- _TEXTE FOURNI_
· · · ·

Transcription de l’extrait vidéo
“ Cela fait quinze ans que je travaille comme acteur, et je voudrais raconter comment je suis arrivé au théâtre, car cette histoire a totalement changé ma vie. En 1988, je suis blessé au torse pendant la première Intifada, c’est ma dernière année d’étude et je ne peux donc pas finir mon cursus.
Les années suivantes, les choses vont de mal en pis en Palestine, et à Hébron en particulier. Les gens sont déprimés, ils ne savent plus quoi faire, il n’y a pas de travail, ils ne peuvent pas se déplacer comme ils le souhaitent, arrivent à peine à nourrir leur famille. À mesure que la situation se détériore, je deviens dépressif, frustré, et un jour je décide de m’ôter la vie. Mais je veux finir en beauté, perdre la vie en faisant en sorte que ceux de l’autre camp perdent aussi quelques vies grâce à moi.
Il faut dire que j’ai de quoi être déprimé durant toutes ces années. L’armée israélienne a brûlé le cabinet d’avocat de mon père, a mis mon frère aîné en prison dans le désert, à Ktzi’ot. Deux de mes oncles et mon cousin sont eux aussi incarcérés. Ce dernier est accusé d’avoir tenté de se saisir de l’arme d’un soldat.
L’épisode le plus douloureux est peut-être celui de mon grand-père, qui est vieux et handicapé. Ils lui ont attaché les mains et l’ont frappé avec un bâton jusqu’à ce que le bâton casse. Les voisins nous ont raconté comme il a hurlé. Ils ont tout détruit chez lui, le mobilier, et ils ont mélangé l’huile et le sel, le sucre, la farine, une habitude durant la première Intifada.

· · · ·

- _DONNÉES FOURNIES_
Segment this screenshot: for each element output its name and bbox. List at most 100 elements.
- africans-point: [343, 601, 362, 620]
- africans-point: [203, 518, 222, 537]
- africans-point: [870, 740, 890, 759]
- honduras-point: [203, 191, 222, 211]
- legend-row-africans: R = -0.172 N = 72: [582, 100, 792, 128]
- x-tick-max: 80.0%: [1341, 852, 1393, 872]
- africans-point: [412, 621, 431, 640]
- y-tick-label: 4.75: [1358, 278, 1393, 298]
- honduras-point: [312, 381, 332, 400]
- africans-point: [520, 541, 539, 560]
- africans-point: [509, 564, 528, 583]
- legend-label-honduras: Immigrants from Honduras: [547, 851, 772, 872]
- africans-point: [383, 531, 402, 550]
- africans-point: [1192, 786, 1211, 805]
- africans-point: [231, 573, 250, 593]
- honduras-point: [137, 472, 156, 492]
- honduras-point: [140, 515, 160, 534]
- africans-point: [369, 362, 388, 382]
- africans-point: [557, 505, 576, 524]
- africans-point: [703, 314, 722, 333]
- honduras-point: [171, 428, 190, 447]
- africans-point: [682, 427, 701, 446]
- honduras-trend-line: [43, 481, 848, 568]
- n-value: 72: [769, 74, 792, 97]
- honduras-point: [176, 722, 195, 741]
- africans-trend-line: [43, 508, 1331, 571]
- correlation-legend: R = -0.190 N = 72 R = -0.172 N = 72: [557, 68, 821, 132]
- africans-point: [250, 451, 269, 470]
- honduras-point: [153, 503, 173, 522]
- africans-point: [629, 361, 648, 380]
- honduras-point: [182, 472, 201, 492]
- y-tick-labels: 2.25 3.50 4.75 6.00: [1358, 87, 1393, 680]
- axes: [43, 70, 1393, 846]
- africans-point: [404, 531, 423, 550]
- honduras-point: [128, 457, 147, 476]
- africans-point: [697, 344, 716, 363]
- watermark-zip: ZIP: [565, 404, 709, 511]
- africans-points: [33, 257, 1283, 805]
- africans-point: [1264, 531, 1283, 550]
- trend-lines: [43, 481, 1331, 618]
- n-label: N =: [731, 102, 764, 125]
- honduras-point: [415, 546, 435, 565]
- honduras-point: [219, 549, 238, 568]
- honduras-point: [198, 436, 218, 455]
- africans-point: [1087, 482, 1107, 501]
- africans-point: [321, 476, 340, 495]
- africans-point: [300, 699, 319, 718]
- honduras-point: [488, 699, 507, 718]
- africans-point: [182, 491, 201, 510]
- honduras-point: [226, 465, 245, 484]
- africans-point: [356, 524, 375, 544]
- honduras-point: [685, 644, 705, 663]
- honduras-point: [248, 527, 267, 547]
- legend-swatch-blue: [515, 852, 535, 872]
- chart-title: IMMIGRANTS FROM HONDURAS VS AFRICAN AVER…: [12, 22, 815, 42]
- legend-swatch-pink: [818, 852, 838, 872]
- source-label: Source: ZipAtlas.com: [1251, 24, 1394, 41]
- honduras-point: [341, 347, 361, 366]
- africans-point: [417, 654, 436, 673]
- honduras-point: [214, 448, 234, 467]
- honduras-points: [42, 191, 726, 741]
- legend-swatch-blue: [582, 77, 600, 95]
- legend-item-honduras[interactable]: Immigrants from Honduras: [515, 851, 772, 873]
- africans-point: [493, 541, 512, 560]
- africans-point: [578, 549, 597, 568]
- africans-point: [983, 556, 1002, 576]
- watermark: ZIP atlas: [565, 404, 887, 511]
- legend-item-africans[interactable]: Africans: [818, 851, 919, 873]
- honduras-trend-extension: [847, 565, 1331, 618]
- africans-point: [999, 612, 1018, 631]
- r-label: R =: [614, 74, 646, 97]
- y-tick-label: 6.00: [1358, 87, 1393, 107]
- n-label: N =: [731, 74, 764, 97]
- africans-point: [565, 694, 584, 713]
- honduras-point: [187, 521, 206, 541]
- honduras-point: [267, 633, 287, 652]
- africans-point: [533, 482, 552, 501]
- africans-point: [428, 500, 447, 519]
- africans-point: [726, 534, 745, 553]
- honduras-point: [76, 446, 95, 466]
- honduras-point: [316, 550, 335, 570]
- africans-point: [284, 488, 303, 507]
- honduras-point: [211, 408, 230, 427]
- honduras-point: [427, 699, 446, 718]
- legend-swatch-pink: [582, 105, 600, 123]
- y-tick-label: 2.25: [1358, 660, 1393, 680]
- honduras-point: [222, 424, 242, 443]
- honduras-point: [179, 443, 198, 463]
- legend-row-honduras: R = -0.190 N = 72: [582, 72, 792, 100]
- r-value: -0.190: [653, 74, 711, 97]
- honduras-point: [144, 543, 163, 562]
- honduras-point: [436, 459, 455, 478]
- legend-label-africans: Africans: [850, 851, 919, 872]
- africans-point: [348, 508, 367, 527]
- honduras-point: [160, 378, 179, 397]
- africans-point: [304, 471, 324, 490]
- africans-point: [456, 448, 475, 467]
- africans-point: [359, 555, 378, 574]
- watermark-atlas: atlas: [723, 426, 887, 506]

· · · ·

- _VOTRE TÂCHE_
Reprenez mot pour mot la partie de la transcription qui va de « Transcription de l’extrait » à « grâce à moi. ».

- _RÉPONSE ATTENDUE_
Transcription de l’extrait vidéo
“ Cela fait quinze ans que je travaille comme acteur, et je voudrais raconter comment je suis arrivé au théâtre, car cette histoire a totalement changé ma vie. En 1988, je suis blessé au torse pendant la première Intifada, c’est ma dernière année d’étude et je ne peux donc pas finir mon cursus.
Les années suivantes, les choses vont de mal en pis en Palestine, et à Hébron en particulier. Les gens sont déprimés, ils ne savent plus quoi faire, il n’y a pas de travail, ils ne peuvent pas se déplacer comme ils le souhaitent, arrivent à peine à nourrir leur famille. À mesure que la situation se détériore, je deviens dépressif, frustré, et un jour je décide de m’ôter la vie. Mais je veux finir en beauté, perdre la vie en faisant en sorte que ceux de l’autre camp perdent aussi quelques vies grâce à moi.